--- Records shown ---

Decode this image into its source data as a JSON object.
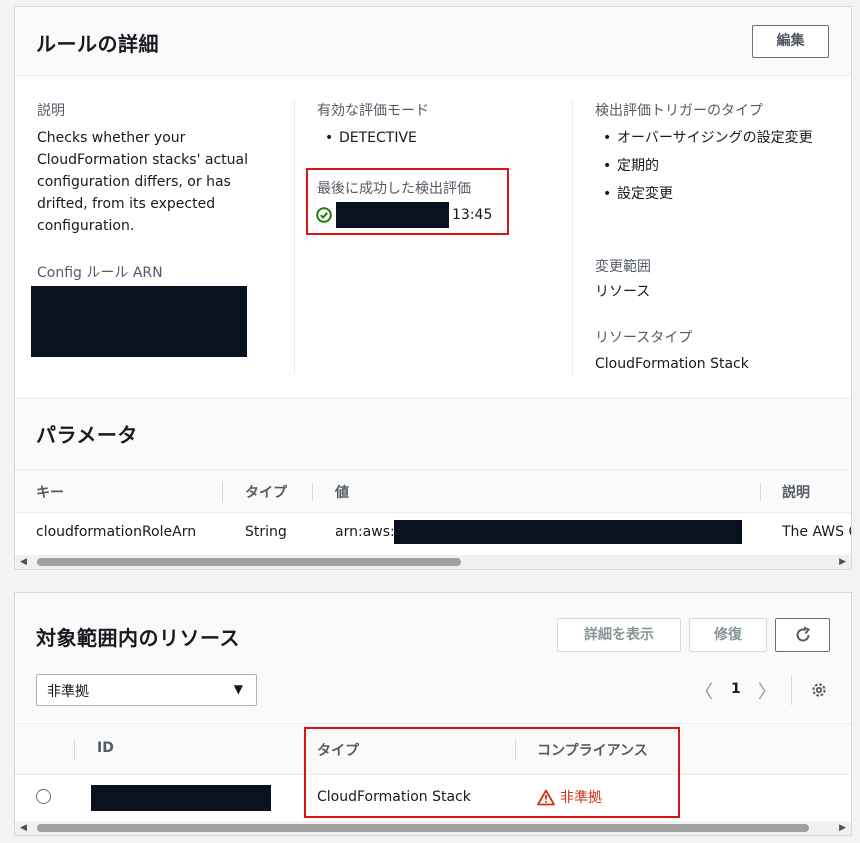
{
  "rule_details": {
    "title": "ルールの詳細",
    "edit_button": "編集",
    "description_label": "説明",
    "description_text": "Checks whether your CloudFormation stacks' actual configuration differs, or has drifted, from its expected configuration.",
    "arn_label": "Config ルール ARN",
    "eval_mode_label": "有効な評価モード",
    "eval_mode_value": "DETECTIVE",
    "last_eval_label": "最後に成功した検出評価",
    "last_eval_time": "13:45",
    "trigger_label": "検出評価トリガーのタイプ",
    "triggers": [
      "オーバーサイジングの設定変更",
      "定期的",
      "設定変更"
    ],
    "scope_label": "変更範囲",
    "scope_value": "リソース",
    "resource_type_label": "リソースタイプ",
    "resource_type_value": "CloudFormation Stack"
  },
  "parameters": {
    "title": "パラメータ",
    "columns": [
      "キー",
      "タイプ",
      "値",
      "説明"
    ],
    "row": {
      "key": "cloudformationRoleArn",
      "type": "String",
      "value_prefix": "arn:aws:",
      "description": "The AWS C"
    }
  },
  "resources": {
    "title": "対象範囲内のリソース",
    "details_button": "詳細を表示",
    "remediate_button": "修復",
    "filter_value": "非準拠",
    "page": "1",
    "columns": [
      "ID",
      "タイプ",
      "コンプライアンス"
    ],
    "row": {
      "type": "CloudFormation Stack",
      "compliance": "非準拠"
    }
  },
  "colors": {
    "success": "#1d8102",
    "error": "#d13212",
    "redaction": "#0a1221",
    "highlight": "#d91515"
  }
}
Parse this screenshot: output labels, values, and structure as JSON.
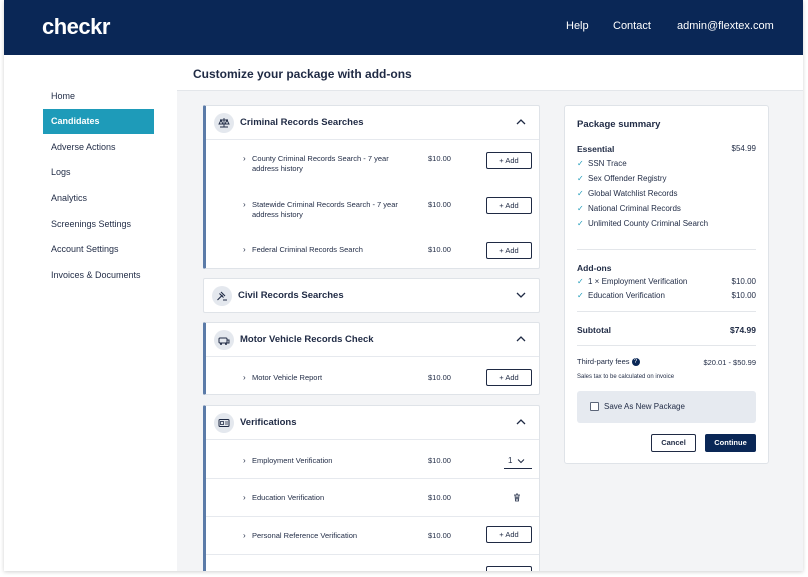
{
  "brand": {
    "logo": "checkr"
  },
  "topnav": {
    "help": "Help",
    "contact": "Contact",
    "account": "admin@flextex.com"
  },
  "sidebar": {
    "items": [
      {
        "label": "Home"
      },
      {
        "label": "Candidates"
      },
      {
        "label": "Adverse Actions"
      },
      {
        "label": "Logs"
      },
      {
        "label": "Analytics"
      },
      {
        "label": "Screenings Settings"
      },
      {
        "label": "Account Settings"
      },
      {
        "label": "Invoices & Documents"
      }
    ]
  },
  "page": {
    "title": "Customize your package with add-ons"
  },
  "sections": {
    "criminal": {
      "title": "Criminal Records Searches",
      "rows": [
        {
          "label": "County Criminal Records Search - 7 year address history",
          "price": "$10.00",
          "action": "Add"
        },
        {
          "label": "Statewide Criminal Records Search - 7 year address history",
          "price": "$10.00",
          "action": "Add"
        },
        {
          "label": "Federal Criminal Records Search",
          "price": "$10.00",
          "action": "Add"
        }
      ]
    },
    "civil": {
      "title": "Civil Records Searches"
    },
    "motor": {
      "title": "Motor Vehicle Records Check",
      "rows": [
        {
          "label": "Motor Vehicle Report",
          "price": "$10.00",
          "action": "Add"
        }
      ]
    },
    "verifications": {
      "title": "Verifications",
      "rows": [
        {
          "label": "Employment Verification",
          "price": "$10.00",
          "qty": "1"
        },
        {
          "label": "Education Verification",
          "price": "$10.00"
        },
        {
          "label": "Personal Reference Verification",
          "price": "$10.00",
          "action": "Add"
        }
      ]
    }
  },
  "summary": {
    "title": "Package summary",
    "essential_label": "Essential",
    "essential_price": "$54.99",
    "essential_items": [
      "SSN Trace",
      "Sex Offender Registry",
      "Global Watchlist Records",
      "National Criminal Records",
      "Unlimited County Criminal Search"
    ],
    "addons_label": "Add-ons",
    "addons": [
      {
        "label": "1 × Employment Verification",
        "price": "$10.00"
      },
      {
        "label": "Education Verification",
        "price": "$10.00"
      }
    ],
    "subtotal_label": "Subtotal",
    "subtotal_value": "$74.99",
    "fees_label": "Third-party fees",
    "fees_value": "$20.01 - $50.99",
    "tax_note": "Sales tax to be calculated on invoice",
    "save_label": "Save As New Package",
    "cancel_label": "Cancel",
    "continue_label": "Continue"
  },
  "colors": {
    "navy": "#0a2756",
    "teal": "#1e9bb9",
    "accent_border": "#5b7ba8"
  }
}
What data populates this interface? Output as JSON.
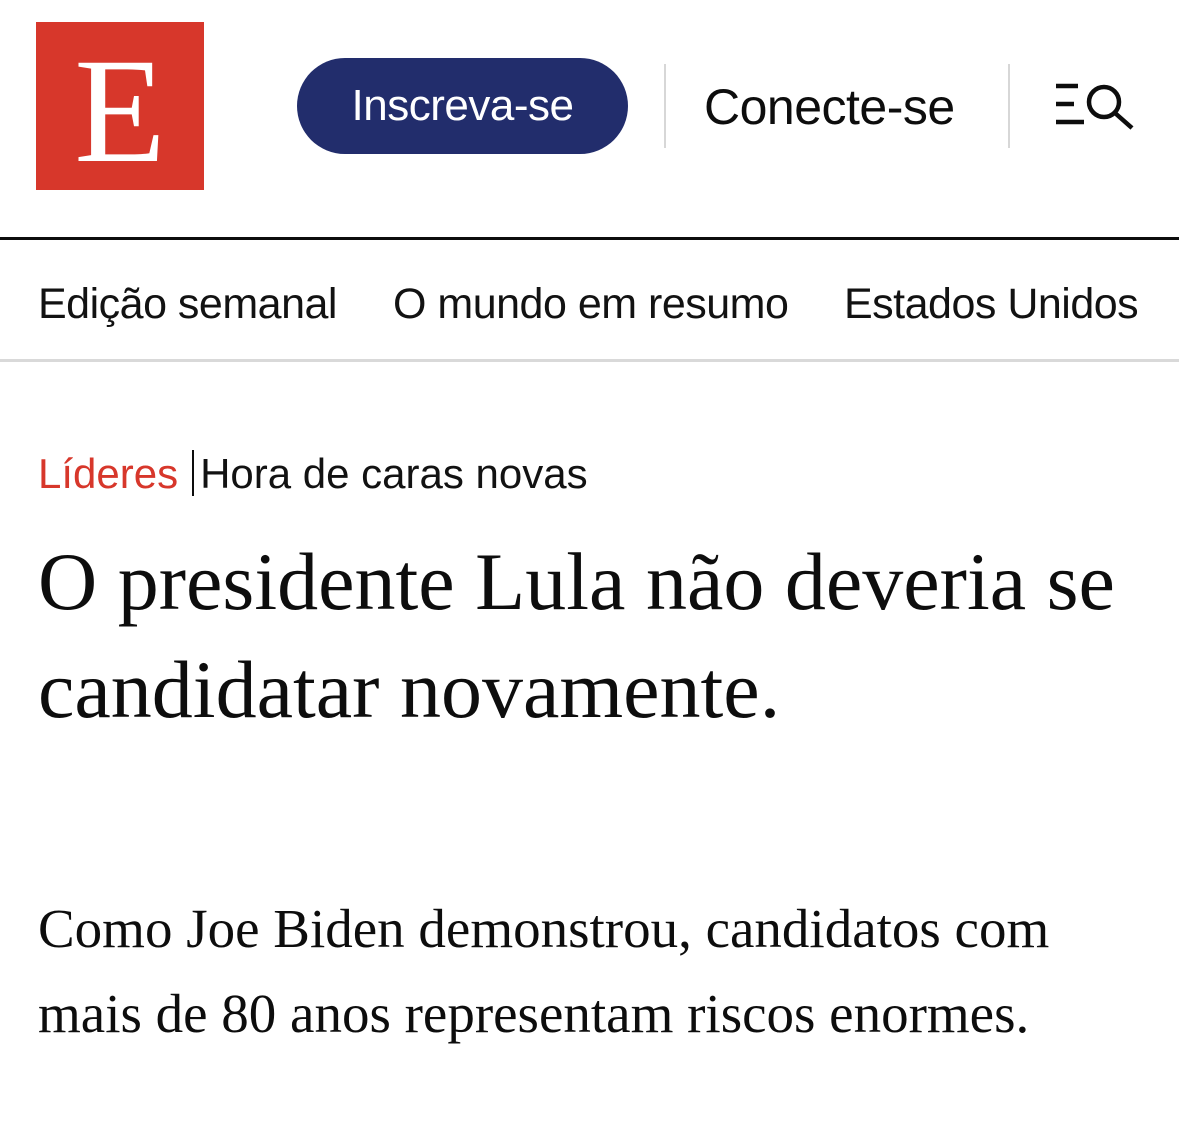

---

(Problem)
Write out every line of the entries that holds the word "Settings".

(Solution below)
        "label": "Screenings Settings"
        "label": "Account Settings"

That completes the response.